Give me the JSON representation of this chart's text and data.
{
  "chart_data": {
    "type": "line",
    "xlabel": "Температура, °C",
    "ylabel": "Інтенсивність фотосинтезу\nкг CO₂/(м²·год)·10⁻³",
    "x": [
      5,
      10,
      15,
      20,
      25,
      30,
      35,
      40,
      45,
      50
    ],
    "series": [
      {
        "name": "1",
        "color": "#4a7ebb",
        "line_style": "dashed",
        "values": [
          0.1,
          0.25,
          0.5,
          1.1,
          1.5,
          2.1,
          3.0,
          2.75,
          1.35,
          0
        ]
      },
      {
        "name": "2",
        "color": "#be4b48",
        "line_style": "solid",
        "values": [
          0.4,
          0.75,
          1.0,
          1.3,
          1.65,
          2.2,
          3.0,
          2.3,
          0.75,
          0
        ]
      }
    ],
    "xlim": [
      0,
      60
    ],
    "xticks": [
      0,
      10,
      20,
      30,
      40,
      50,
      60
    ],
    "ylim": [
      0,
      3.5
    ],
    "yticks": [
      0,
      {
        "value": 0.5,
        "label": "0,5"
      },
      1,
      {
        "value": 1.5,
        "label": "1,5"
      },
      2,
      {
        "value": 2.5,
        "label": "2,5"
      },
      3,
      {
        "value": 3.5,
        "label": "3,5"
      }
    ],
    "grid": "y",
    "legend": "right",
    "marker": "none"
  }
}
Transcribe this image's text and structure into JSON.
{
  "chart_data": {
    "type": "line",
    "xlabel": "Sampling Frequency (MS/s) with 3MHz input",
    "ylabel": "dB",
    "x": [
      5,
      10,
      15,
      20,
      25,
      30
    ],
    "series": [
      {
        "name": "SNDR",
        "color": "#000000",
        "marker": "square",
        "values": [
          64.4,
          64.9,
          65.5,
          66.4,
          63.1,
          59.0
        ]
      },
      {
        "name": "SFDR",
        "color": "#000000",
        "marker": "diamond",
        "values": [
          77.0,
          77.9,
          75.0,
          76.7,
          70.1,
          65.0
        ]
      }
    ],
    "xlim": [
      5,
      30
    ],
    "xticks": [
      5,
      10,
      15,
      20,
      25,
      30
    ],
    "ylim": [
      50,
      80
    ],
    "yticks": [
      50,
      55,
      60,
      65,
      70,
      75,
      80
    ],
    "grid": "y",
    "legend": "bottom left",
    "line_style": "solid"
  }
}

- **SHORT EXERCISE**: Count how many lines in the data above hold the string "marker", and give the number with no other words.

- **WORKED SOLUTION**: 3